» Directions for this task
Each record below should be repeated precisely as written.

[Entries with figure data]
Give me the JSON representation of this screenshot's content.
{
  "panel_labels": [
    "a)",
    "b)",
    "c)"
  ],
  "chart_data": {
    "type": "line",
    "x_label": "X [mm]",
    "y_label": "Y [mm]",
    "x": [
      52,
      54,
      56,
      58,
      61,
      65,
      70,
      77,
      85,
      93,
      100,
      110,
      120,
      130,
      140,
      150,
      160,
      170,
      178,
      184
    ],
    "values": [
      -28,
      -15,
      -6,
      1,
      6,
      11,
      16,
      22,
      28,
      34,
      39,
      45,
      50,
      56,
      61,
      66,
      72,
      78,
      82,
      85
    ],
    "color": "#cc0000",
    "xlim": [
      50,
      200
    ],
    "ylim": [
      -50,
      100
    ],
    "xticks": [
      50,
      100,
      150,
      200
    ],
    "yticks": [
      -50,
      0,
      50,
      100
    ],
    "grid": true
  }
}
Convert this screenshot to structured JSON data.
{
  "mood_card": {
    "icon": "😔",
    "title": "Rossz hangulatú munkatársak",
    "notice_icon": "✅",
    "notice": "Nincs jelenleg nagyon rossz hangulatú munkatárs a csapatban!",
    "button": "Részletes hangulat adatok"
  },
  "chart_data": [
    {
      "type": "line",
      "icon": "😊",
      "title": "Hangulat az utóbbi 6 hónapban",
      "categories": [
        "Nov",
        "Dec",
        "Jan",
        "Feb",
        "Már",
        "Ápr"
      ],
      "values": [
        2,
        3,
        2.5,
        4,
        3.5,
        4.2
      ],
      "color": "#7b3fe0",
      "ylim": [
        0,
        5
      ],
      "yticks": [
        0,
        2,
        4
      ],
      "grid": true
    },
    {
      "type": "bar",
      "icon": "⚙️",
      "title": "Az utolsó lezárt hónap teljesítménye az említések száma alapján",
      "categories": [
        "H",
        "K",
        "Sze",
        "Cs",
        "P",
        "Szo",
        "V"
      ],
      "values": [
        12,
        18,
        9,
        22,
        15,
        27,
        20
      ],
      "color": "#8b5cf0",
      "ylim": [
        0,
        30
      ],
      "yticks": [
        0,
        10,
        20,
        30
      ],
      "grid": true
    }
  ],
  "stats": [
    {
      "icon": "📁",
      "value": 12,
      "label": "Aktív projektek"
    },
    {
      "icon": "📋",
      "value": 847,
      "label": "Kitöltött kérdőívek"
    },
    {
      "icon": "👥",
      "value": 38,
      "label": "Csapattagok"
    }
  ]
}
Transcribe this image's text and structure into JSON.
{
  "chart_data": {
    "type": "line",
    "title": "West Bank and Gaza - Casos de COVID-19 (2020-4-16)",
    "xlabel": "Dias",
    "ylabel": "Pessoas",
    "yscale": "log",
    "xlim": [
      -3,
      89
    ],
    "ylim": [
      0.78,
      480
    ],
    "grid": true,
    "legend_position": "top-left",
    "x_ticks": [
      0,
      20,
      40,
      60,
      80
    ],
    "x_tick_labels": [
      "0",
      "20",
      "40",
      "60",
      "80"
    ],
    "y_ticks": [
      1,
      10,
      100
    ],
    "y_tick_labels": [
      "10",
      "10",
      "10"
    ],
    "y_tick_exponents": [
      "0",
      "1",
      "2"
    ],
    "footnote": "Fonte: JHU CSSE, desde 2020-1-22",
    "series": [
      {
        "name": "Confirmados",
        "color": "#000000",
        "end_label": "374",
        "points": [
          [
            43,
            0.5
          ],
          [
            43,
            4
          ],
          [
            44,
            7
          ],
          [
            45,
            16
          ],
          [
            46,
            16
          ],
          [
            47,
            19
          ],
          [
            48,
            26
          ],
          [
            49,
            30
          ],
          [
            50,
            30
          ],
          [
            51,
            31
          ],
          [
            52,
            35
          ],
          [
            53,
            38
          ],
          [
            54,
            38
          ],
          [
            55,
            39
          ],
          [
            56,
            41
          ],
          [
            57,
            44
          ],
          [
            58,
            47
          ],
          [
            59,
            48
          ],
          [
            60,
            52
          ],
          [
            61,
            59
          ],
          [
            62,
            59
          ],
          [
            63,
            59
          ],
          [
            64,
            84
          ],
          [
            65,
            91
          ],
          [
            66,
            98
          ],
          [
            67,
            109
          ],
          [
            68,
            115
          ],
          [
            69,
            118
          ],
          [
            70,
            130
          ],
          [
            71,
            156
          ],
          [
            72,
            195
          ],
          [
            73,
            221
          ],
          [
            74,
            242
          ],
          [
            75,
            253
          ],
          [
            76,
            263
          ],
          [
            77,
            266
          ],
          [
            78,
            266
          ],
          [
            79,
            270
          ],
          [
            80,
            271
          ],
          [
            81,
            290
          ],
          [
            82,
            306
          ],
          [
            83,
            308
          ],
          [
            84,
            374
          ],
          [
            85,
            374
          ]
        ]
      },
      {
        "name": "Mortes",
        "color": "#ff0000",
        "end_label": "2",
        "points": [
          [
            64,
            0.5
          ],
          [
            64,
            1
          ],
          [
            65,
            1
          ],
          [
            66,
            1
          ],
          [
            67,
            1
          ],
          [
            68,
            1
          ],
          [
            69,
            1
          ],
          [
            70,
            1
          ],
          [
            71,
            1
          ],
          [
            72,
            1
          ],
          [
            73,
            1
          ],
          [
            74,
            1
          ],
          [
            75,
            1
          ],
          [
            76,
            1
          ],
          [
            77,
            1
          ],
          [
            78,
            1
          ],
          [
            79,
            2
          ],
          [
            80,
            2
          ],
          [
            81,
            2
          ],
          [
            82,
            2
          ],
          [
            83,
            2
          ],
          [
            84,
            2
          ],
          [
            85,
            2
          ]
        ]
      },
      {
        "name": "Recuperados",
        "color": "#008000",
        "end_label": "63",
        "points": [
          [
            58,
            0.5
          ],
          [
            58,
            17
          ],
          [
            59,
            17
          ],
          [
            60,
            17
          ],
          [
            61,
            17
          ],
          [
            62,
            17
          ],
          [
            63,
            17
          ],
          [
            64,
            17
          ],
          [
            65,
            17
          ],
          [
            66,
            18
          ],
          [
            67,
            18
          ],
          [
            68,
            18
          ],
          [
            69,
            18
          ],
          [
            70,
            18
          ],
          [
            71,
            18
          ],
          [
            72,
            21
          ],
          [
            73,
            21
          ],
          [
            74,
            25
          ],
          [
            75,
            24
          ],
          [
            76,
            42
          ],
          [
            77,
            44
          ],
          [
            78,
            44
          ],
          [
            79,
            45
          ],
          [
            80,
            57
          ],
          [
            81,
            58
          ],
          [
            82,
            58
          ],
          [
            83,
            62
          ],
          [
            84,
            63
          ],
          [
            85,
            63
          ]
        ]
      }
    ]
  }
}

» Solution for this problem
Give me the JSON representation of this screenshot's content.
{
  "panel_labels": [
    "a)",
    "b)",
    "c)"
  ],
  "chart_data": {
    "type": "line",
    "x_label": "X [mm]",
    "y_label": "Y [mm]",
    "x": [
      52,
      54,
      56,
      58,
      61,
      65,
      70,
      77,
      85,
      93,
      100,
      110,
      120,
      130,
      140,
      150,
      160,
      170,
      178,
      184
    ],
    "values": [
      -28,
      -15,
      -6,
      1,
      6,
      11,
      16,
      22,
      28,
      34,
      39,
      45,
      50,
      56,
      61,
      66,
      72,
      78,
      82,
      85
    ],
    "color": "#cc0000",
    "xlim": [
      50,
      200
    ],
    "ylim": [
      -50,
      100
    ],
    "xticks": [
      50,
      100,
      150,
      200
    ],
    "yticks": [
      -50,
      0,
      50,
      100
    ],
    "grid": true
  }
}
Convert this screenshot to structured JSON data.
{
  "mood_card": {
    "icon": "😔",
    "title": "Rossz hangulatú munkatársak",
    "notice_icon": "✅",
    "notice": "Nincs jelenleg nagyon rossz hangulatú munkatárs a csapatban!",
    "button": "Részletes hangulat adatok"
  },
  "chart_data": [
    {
      "type": "line",
      "icon": "😊",
      "title": "Hangulat az utóbbi 6 hónapban",
      "categories": [
        "Nov",
        "Dec",
        "Jan",
        "Feb",
        "Már",
        "Ápr"
      ],
      "values": [
        2,
        3,
        2.5,
        4,
        3.5,
        4.2
      ],
      "color": "#7b3fe0",
      "ylim": [
        0,
        5
      ],
      "yticks": [
        0,
        2,
        4
      ],
      "grid": true
    },
    {
      "type": "bar",
      "icon": "⚙️",
      "title": "Az utolsó lezárt hónap teljesítménye az említések száma alapján",
      "categories": [
        "H",
        "K",
        "Sze",
        "Cs",
        "P",
        "Szo",
        "V"
      ],
      "values": [
        12,
        18,
        9,
        22,
        15,
        27,
        20
      ],
      "color": "#8b5cf0",
      "ylim": [
        0,
        30
      ],
      "yticks": [
        0,
        10,
        20,
        30
      ],
      "grid": true
    }
  ],
  "stats": [
    {
      "icon": "📁",
      "value": 12,
      "label": "Aktív projektek"
    },
    {
      "icon": "📋",
      "value": 847,
      "label": "Kitöltött kérdőívek"
    },
    {
      "icon": "👥",
      "value": 38,
      "label": "Csapattagok"
    }
  ]
}
Transcribe this image's text and structure into JSON.
{
  "chart_data": {
    "type": "line",
    "title": "West Bank and Gaza - Casos de COVID-19 (2020-4-16)",
    "xlabel": "Dias",
    "ylabel": "Pessoas",
    "yscale": "log",
    "xlim": [
      -3,
      89
    ],
    "ylim": [
      0.78,
      480
    ],
    "grid": true,
    "legend_position": "top-left",
    "x_ticks": [
      0,
      20,
      40,
      60,
      80
    ],
    "x_tick_labels": [
      "0",
      "20",
      "40",
      "60",
      "80"
    ],
    "y_ticks": [
      1,
      10,
      100
    ],
    "y_tick_labels": [
      "10",
      "10",
      "10"
    ],
    "y_tick_exponents": [
      "0",
      "1",
      "2"
    ],
    "footnote": "Fonte: JHU CSSE, desde 2020-1-22",
    "series": [
      {
        "name": "Confirmados",
        "color": "#000000",
        "end_label": "374",
        "points": [
          [
            43,
            0.5
          ],
          [
            43,
            4
          ],
          [
            44,
            7
          ],
          [
            45,
            16
          ],
          [
            46,
            16
          ],
          [
            47,
            19
          ],
          [
            48,
            26
          ],
          [
            49,
            30
          ],
          [
            50,
            30
          ],
          [
            51,
            31
          ],
          [
            52,
            35
          ],
          [
            53,
            38
          ],
          [
            54,
            38
          ],
          [
            55,
            39
          ],
          [
            56,
            41
          ],
          [
            57,
            44
          ],
          [
            58,
            47
          ],
          [
            59,
            48
          ],
          [
            60,
            52
          ],
          [
            61,
            59
          ],
          [
            62,
            59
          ],
          [
            63,
            59
          ],
          [
            64,
            84
          ],
          [
            65,
            91
          ],
          [
            66,
            98
          ],
          [
            67,
            109
          ],
          [
            68,
            115
          ],
          [
            69,
            118
          ],
          [
            70,
            130
          ],
          [
            71,
            156
          ],
          [
            72,
            195
          ],
          [
            73,
            221
          ],
          [
            74,
            242
          ],
          [
            75,
            253
          ],
          [
            76,
            263
          ],
          [
            77,
            266
          ],
          [
            78,
            266
          ],
          [
            79,
            270
          ],
          [
            80,
            271
          ],
          [
            81,
            290
          ],
          [
            82,
            306
          ],
          [
            83,
            308
          ],
          [
            84,
            374
          ],
          [
            85,
            374
          ]
        ]
      },
      {
        "name": "Mortes",
        "color": "#ff0000",
        "end_label": "2",
        "points": [
          [
            64,
            0.5
          ],
          [
            64,
            1
          ],
          [
            65,
            1
          ],
          [
            66,
            1
          ],
          [
            67,
            1
          ],
          [
            68,
            1
          ],
          [
            69,
            1
          ],
          [
            70,
            1
          ],
          [
            71,
            1
          ],
          [
            72,
            1
          ],
          [
            73,
            1
          ],
          [
            74,
            1
          ],
          [
            75,
            1
          ],
          [
            76,
            1
          ],
          [
            77,
            1
          ],
          [
            78,
            1
          ],
          [
            79,
            2
          ],
          [
            80,
            2
          ],
          [
            81,
            2
          ],
          [
            82,
            2
          ],
          [
            83,
            2
          ],
          [
            84,
            2
          ],
          [
            85,
            2
          ]
        ]
      },
      {
        "name": "Recuperados",
        "color": "#008000",
        "end_label": "63",
        "points": [
          [
            58,
            0.5
          ],
          [
            58,
            17
          ],
          [
            59,
            17
          ],
          [
            60,
            17
          ],
          [
            61,
            17
          ],
          [
            62,
            17
          ],
          [
            63,
            17
          ],
          [
            64,
            17
          ],
          [
            65,
            17
          ],
          [
            66,
            18
          ],
          [
            67,
            18
          ],
          [
            68,
            18
          ],
          [
            69,
            18
          ],
          [
            70,
            18
          ],
          [
            71,
            18
          ],
          [
            72,
            21
          ],
          [
            73,
            21
          ],
          [
            74,
            25
          ],
          [
            75,
            24
          ],
          [
            76,
            42
          ],
          [
            77,
            44
          ],
          [
            78,
            44
          ],
          [
            79,
            45
          ],
          [
            80,
            57
          ],
          [
            81,
            58
          ],
          [
            82,
            58
          ],
          [
            83,
            62
          ],
          [
            84,
            63
          ],
          [
            85,
            63
          ]
        ]
      }
    ]
  }
}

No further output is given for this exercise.